§ Records shown:
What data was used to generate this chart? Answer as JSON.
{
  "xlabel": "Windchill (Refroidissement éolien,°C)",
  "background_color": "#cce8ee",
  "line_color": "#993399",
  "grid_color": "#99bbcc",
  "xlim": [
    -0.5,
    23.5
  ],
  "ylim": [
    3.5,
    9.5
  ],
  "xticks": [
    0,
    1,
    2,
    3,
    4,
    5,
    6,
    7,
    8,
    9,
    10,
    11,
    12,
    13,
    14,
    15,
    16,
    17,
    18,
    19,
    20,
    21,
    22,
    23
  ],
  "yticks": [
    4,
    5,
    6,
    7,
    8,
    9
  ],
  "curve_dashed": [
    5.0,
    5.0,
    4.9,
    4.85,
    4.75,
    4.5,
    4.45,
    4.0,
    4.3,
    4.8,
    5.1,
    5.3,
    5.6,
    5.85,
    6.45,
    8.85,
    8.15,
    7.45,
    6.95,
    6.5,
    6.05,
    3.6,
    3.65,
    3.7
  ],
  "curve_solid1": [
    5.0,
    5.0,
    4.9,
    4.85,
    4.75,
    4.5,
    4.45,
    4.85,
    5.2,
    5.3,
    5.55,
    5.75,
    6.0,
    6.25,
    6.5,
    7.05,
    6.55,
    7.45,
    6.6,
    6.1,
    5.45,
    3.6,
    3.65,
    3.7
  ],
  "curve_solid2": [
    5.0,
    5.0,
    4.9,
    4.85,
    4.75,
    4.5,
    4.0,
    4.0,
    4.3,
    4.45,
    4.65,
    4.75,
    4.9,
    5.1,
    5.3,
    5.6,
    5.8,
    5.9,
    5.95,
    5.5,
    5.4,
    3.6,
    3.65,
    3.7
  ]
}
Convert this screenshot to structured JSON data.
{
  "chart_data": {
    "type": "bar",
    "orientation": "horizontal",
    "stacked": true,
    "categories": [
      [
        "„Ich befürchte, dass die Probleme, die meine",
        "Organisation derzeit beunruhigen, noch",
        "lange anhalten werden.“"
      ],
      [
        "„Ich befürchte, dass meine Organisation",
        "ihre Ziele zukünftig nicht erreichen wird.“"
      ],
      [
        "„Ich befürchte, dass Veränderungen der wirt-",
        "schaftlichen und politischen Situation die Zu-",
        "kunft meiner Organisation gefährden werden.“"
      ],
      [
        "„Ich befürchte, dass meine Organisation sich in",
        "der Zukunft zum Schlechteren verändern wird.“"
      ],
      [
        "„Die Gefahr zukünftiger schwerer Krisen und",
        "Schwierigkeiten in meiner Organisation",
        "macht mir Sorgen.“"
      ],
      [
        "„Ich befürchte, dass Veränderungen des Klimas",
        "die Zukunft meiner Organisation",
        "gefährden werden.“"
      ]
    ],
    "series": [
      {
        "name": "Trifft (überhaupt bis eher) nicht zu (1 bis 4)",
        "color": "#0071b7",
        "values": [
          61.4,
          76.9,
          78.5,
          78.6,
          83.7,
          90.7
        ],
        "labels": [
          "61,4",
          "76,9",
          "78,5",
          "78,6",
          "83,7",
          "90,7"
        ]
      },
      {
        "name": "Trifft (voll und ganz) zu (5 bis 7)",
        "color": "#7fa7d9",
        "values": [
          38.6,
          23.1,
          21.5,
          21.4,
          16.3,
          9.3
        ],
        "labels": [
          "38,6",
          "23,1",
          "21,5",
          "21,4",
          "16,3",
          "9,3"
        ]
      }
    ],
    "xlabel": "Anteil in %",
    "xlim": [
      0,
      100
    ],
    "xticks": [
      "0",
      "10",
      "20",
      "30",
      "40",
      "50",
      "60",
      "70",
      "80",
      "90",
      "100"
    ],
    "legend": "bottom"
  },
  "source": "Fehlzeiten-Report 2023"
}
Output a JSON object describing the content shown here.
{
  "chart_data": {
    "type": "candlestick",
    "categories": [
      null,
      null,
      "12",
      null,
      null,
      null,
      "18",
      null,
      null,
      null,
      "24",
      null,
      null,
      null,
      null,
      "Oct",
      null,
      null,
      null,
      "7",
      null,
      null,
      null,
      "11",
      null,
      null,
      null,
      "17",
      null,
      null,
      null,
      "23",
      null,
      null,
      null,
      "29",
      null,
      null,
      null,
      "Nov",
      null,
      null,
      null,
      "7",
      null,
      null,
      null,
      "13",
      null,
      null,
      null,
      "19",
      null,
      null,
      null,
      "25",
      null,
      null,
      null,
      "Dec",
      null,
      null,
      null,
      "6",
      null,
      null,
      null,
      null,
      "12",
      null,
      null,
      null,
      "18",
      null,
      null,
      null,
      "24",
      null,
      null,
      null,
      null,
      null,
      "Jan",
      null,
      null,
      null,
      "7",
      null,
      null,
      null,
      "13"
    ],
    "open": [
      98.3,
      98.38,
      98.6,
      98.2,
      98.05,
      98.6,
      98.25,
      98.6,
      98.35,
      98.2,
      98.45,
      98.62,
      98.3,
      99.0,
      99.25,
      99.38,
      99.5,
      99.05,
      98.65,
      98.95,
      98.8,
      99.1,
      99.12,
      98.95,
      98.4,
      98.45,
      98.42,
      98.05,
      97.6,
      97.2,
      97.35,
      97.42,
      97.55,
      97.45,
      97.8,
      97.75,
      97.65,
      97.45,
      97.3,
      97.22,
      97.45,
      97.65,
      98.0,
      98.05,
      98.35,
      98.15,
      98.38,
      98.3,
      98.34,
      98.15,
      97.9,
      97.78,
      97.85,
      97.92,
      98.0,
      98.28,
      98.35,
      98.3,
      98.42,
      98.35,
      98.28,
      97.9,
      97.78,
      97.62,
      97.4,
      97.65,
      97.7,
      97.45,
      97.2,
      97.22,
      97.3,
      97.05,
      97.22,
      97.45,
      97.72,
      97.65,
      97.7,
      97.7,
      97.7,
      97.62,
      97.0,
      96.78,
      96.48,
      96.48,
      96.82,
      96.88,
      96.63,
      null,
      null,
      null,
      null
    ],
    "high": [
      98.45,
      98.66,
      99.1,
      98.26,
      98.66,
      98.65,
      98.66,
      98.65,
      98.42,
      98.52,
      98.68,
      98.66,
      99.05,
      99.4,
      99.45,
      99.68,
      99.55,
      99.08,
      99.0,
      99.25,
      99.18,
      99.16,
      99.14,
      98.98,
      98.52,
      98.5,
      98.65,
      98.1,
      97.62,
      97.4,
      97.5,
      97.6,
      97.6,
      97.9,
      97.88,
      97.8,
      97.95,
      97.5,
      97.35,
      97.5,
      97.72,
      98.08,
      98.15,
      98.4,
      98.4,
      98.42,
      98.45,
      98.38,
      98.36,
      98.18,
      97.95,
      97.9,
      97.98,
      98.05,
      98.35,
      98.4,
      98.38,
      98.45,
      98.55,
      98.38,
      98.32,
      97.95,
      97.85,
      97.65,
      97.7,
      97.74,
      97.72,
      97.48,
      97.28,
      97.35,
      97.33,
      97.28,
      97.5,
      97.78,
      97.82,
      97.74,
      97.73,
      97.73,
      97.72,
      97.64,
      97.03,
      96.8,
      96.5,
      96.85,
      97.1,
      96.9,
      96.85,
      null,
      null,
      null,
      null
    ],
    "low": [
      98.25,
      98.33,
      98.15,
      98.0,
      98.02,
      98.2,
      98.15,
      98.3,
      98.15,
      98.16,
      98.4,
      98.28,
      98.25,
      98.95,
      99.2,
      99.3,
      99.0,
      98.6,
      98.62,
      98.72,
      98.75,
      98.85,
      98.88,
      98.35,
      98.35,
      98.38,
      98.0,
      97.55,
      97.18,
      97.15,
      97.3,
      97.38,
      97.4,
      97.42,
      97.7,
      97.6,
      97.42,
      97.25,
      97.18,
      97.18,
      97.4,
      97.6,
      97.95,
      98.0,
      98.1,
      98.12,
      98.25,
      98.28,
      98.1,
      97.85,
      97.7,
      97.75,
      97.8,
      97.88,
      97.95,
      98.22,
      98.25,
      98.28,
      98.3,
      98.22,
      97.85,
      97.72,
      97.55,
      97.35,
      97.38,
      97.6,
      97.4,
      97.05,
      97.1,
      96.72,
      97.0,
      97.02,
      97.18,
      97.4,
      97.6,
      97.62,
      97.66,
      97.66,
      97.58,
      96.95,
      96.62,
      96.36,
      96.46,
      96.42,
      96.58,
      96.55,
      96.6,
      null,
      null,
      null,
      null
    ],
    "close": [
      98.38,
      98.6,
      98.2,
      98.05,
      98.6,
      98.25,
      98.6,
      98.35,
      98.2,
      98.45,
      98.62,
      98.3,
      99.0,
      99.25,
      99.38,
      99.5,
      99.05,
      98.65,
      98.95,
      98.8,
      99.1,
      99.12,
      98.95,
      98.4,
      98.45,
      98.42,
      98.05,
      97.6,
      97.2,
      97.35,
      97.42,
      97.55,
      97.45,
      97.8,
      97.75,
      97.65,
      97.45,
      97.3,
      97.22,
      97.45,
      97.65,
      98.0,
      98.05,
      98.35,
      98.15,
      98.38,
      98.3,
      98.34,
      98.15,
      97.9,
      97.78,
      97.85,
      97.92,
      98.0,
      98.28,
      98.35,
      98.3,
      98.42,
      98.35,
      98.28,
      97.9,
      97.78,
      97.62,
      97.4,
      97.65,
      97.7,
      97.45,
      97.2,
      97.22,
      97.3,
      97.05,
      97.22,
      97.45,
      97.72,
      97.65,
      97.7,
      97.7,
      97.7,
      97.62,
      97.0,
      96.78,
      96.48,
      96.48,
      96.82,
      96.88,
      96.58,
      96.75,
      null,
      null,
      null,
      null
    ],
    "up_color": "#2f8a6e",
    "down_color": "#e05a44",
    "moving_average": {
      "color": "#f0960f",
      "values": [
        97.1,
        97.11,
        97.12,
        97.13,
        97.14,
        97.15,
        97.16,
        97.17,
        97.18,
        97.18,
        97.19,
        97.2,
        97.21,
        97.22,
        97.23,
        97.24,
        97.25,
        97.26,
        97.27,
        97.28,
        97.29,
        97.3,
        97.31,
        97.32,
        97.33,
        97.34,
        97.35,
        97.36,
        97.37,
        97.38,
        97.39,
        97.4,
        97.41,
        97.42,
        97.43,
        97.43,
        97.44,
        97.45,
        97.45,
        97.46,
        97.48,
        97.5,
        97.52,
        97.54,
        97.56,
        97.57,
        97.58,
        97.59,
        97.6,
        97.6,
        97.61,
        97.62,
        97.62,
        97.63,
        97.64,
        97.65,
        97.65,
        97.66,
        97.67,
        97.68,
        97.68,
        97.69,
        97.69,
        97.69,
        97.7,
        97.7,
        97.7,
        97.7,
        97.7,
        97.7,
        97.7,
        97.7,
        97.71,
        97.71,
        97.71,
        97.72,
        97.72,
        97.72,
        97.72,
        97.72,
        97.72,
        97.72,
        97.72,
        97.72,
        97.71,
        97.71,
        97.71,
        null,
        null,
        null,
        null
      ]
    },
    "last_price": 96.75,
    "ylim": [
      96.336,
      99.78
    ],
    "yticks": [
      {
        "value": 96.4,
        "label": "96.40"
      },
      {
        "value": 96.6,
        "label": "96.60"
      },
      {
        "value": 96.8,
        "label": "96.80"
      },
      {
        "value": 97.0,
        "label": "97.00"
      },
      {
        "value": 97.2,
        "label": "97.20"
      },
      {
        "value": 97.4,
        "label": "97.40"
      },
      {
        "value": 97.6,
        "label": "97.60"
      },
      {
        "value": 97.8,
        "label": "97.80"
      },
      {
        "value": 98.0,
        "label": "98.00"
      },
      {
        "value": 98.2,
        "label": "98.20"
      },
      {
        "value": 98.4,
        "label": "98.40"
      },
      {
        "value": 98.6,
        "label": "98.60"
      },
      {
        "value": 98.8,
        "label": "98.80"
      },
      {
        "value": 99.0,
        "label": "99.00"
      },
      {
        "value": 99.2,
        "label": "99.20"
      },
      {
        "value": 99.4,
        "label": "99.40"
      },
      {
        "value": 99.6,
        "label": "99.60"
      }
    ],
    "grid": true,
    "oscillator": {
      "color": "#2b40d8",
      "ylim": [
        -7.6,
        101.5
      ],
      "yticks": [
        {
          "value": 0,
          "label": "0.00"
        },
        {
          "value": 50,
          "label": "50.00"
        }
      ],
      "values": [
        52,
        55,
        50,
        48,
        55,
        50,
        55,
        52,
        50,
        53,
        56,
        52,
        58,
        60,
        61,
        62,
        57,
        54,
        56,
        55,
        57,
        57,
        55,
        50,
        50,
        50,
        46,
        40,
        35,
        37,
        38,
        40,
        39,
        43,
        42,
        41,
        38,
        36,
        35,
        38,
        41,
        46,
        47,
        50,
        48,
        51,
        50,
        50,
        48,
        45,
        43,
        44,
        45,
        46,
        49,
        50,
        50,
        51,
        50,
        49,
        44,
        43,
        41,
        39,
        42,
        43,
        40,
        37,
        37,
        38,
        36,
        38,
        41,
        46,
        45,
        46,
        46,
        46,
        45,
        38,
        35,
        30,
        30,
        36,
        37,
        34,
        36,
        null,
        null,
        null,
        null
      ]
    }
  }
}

§ Task directions:
What is the number of lines containing "xlabel"? Give that number only.

§ Answer:
2